■ Given records:
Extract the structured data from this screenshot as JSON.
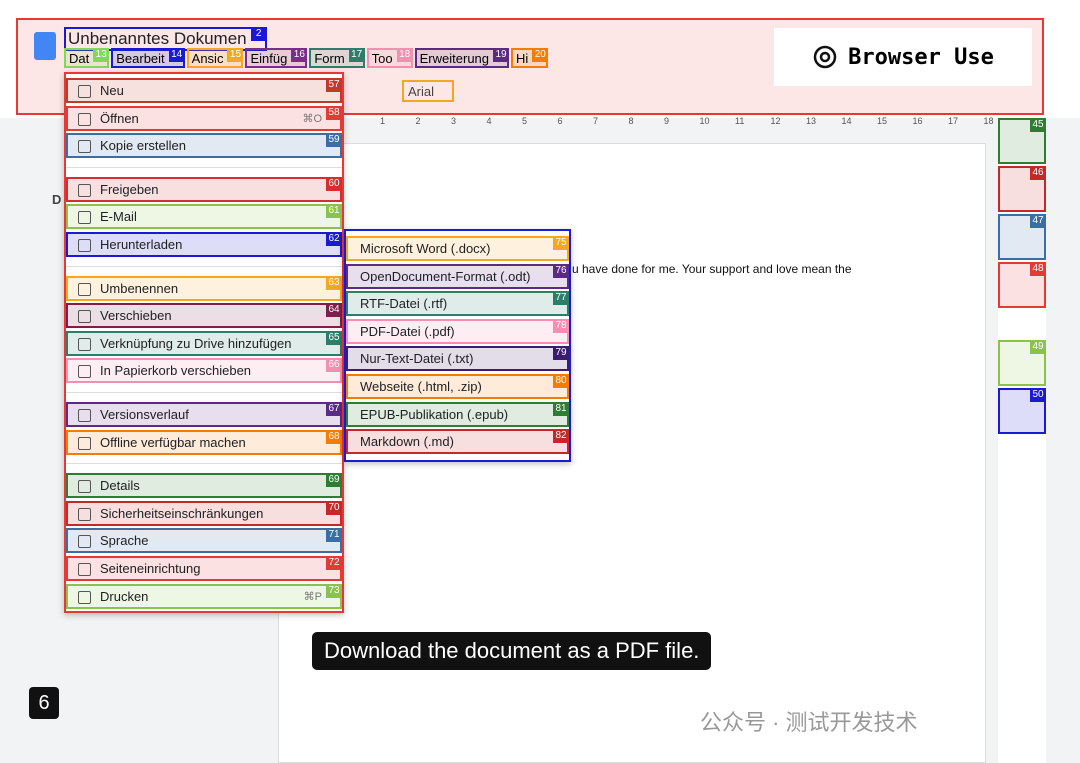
{
  "header": {
    "title": "Unbenanntes Dokumen",
    "title_badge": "2",
    "menus": [
      {
        "label": "Dat",
        "badge": "13",
        "color": "#7ed957"
      },
      {
        "label": "Bearbeit",
        "badge": "14",
        "color": "#1a1ad6"
      },
      {
        "label": "Ansic",
        "badge": "15",
        "color": "#f5a623"
      },
      {
        "label": "Einfüg",
        "badge": "16",
        "color": "#7b2d8e"
      },
      {
        "label": "Form",
        "badge": "17",
        "color": "#2e7d6b"
      },
      {
        "label": "Too",
        "badge": "18",
        "color": "#f48fb1"
      },
      {
        "label": "Erweiterung",
        "badge": "19",
        "color": "#5b2a86"
      },
      {
        "label": "Hi",
        "badge": "20",
        "color": "#f57c00"
      }
    ],
    "font": "Arial",
    "brand": "Browser Use"
  },
  "file_menu": {
    "groups": [
      [
        {
          "label": "Neu",
          "badge": "57",
          "color": "#c0392b"
        },
        {
          "label": "Öffnen",
          "badge": "58",
          "color": "#e53935",
          "shortcut": "⌘O"
        },
        {
          "label": "Kopie erstellen",
          "badge": "59",
          "color": "#3b6ea5"
        }
      ],
      [
        {
          "label": "Freigeben",
          "badge": "60",
          "color": "#d32f2f"
        },
        {
          "label": "E-Mail",
          "badge": "61",
          "color": "#8bc34a"
        },
        {
          "label": "Herunterladen",
          "badge": "62",
          "color": "#1a1ad6"
        }
      ],
      [
        {
          "label": "Umbenennen",
          "badge": "63",
          "color": "#f5a623"
        },
        {
          "label": "Verschieben",
          "badge": "64",
          "color": "#7b1f4b"
        },
        {
          "label": "Verknüpfung zu Drive hinzufügen",
          "badge": "65",
          "color": "#2e7d6b"
        },
        {
          "label": "In Papierkorb verschieben",
          "badge": "66",
          "color": "#f48fb1"
        }
      ],
      [
        {
          "label": "Versionsverlauf",
          "badge": "67",
          "color": "#5b2a86"
        },
        {
          "label": "Offline verfügbar machen",
          "badge": "68",
          "color": "#f57c00"
        }
      ],
      [
        {
          "label": "Details",
          "badge": "69",
          "color": "#2e7d32"
        },
        {
          "label": "Sicherheitseinschränkungen",
          "badge": "70",
          "color": "#c62828"
        },
        {
          "label": "Sprache",
          "badge": "71",
          "color": "#3b6ea5"
        },
        {
          "label": "Seiteneinrichtung",
          "badge": "72",
          "color": "#e53935"
        },
        {
          "label": "Drucken",
          "badge": "73",
          "color": "#8bc34a",
          "shortcut": "⌘P"
        }
      ]
    ]
  },
  "download_menu": {
    "items": [
      {
        "label": "Microsoft Word (.docx)",
        "badge": "75",
        "color": "#f5a623"
      },
      {
        "label": "OpenDocument-Format (.odt)",
        "badge": "76",
        "color": "#5b2a86"
      },
      {
        "label": "RTF-Datei (.rtf)",
        "badge": "77",
        "color": "#2e7d6b"
      },
      {
        "label": "PDF-Datei (.pdf)",
        "badge": "78",
        "color": "#f48fb1"
      },
      {
        "label": "Nur-Text-Datei (.txt)",
        "badge": "79",
        "color": "#3a1d6e"
      },
      {
        "label": "Webseite (.html, .zip)",
        "badge": "80",
        "color": "#f57c00"
      },
      {
        "label": "EPUB-Publikation (.epub)",
        "badge": "81",
        "color": "#2e7d32"
      },
      {
        "label": "Markdown (.md)",
        "badge": "82",
        "color": "#c62828"
      }
    ]
  },
  "ruler": [
    "1",
    "2",
    "3",
    "4",
    "5",
    "6",
    "7",
    "8",
    "9",
    "10",
    "11",
    "12",
    "13",
    "14",
    "15",
    "16",
    "17",
    "18"
  ],
  "document": {
    "outline_initial": "D",
    "body_text": "u have done for me. Your support and love mean the"
  },
  "sidebar": [
    {
      "badge": "45",
      "color": "#2e7d32"
    },
    {
      "badge": "46",
      "color": "#c62828"
    },
    {
      "badge": "47",
      "color": "#3b6ea5"
    },
    {
      "badge": "48",
      "color": "#e53935"
    },
    {
      "badge": "49",
      "color": "#8bc34a"
    },
    {
      "badge": "50",
      "color": "#1a1ad6"
    }
  ],
  "caption": "Download the document as a PDF file.",
  "step": "6",
  "watermark": "公众号 · 测试开发技术"
}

■ Problem statement: Please set down each line of the data above exactly as written, without the pictures.

■ Exercise answer:
Extract the structured data from this screenshot as JSON.
{
  "header": {
    "title": "Unbenanntes Dokumen",
    "title_badge": "2",
    "menus": [
      {
        "label": "Dat",
        "badge": "13",
        "color": "#7ed957"
      },
      {
        "label": "Bearbeit",
        "badge": "14",
        "color": "#1a1ad6"
      },
      {
        "label": "Ansic",
        "badge": "15",
        "color": "#f5a623"
      },
      {
        "label": "Einfüg",
        "badge": "16",
        "color": "#7b2d8e"
      },
      {
        "label": "Form",
        "badge": "17",
        "color": "#2e7d6b"
      },
      {
        "label": "Too",
        "badge": "18",
        "color": "#f48fb1"
      },
      {
        "label": "Erweiterung",
        "badge": "19",
        "color": "#5b2a86"
      },
      {
        "label": "Hi",
        "badge": "20",
        "color": "#f57c00"
      }
    ],
    "font": "Arial",
    "brand": "Browser Use"
  },
  "file_menu": {
    "groups": [
      [
        {
          "label": "Neu",
          "badge": "57",
          "color": "#c0392b"
        },
        {
          "label": "Öffnen",
          "badge": "58",
          "color": "#e53935",
          "shortcut": "⌘O"
        },
        {
          "label": "Kopie erstellen",
          "badge": "59",
          "color": "#3b6ea5"
        }
      ],
      [
        {
          "label": "Freigeben",
          "badge": "60",
          "color": "#d32f2f"
        },
        {
          "label": "E-Mail",
          "badge": "61",
          "color": "#8bc34a"
        },
        {
          "label": "Herunterladen",
          "badge": "62",
          "color": "#1a1ad6"
        }
      ],
      [
        {
          "label": "Umbenennen",
          "badge": "63",
          "color": "#f5a623"
        },
        {
          "label": "Verschieben",
          "badge": "64",
          "color": "#7b1f4b"
        },
        {
          "label": "Verknüpfung zu Drive hinzufügen",
          "badge": "65",
          "color": "#2e7d6b"
        },
        {
          "label": "In Papierkorb verschieben",
          "badge": "66",
          "color": "#f48fb1"
        }
      ],
      [
        {
          "label": "Versionsverlauf",
          "badge": "67",
          "color": "#5b2a86"
        },
        {
          "label": "Offline verfügbar machen",
          "badge": "68",
          "color": "#f57c00"
        }
      ],
      [
        {
          "label": "Details",
          "badge": "69",
          "color": "#2e7d32"
        },
        {
          "label": "Sicherheitseinschränkungen",
          "badge": "70",
          "color": "#c62828"
        },
        {
          "label": "Sprache",
          "badge": "71",
          "color": "#3b6ea5"
        },
        {
          "label": "Seiteneinrichtung",
          "badge": "72",
          "color": "#e53935"
        },
        {
          "label": "Drucken",
          "badge": "73",
          "color": "#8bc34a",
          "shortcut": "⌘P"
        }
      ]
    ]
  },
  "download_menu": {
    "items": [
      {
        "label": "Microsoft Word (.docx)",
        "badge": "75",
        "color": "#f5a623"
      },
      {
        "label": "OpenDocument-Format (.odt)",
        "badge": "76",
        "color": "#5b2a86"
      },
      {
        "label": "RTF-Datei (.rtf)",
        "badge": "77",
        "color": "#2e7d6b"
      },
      {
        "label": "PDF-Datei (.pdf)",
        "badge": "78",
        "color": "#f48fb1"
      },
      {
        "label": "Nur-Text-Datei (.txt)",
        "badge": "79",
        "color": "#3a1d6e"
      },
      {
        "label": "Webseite (.html, .zip)",
        "badge": "80",
        "color": "#f57c00"
      },
      {
        "label": "EPUB-Publikation (.epub)",
        "badge": "81",
        "color": "#2e7d32"
      },
      {
        "label": "Markdown (.md)",
        "badge": "82",
        "color": "#c62828"
      }
    ]
  },
  "ruler": [
    "1",
    "2",
    "3",
    "4",
    "5",
    "6",
    "7",
    "8",
    "9",
    "10",
    "11",
    "12",
    "13",
    "14",
    "15",
    "16",
    "17",
    "18"
  ],
  "document": {
    "outline_initial": "D",
    "body_text": "u have done for me. Your support and love mean the"
  },
  "sidebar": [
    {
      "badge": "45",
      "color": "#2e7d32"
    },
    {
      "badge": "46",
      "color": "#c62828"
    },
    {
      "badge": "47",
      "color": "#3b6ea5"
    },
    {
      "badge": "48",
      "color": "#e53935"
    },
    {
      "badge": "49",
      "color": "#8bc34a"
    },
    {
      "badge": "50",
      "color": "#1a1ad6"
    }
  ],
  "caption": "Download the document as a PDF file.",
  "step": "6",
  "watermark": "公众号 · 测试开发技术"
}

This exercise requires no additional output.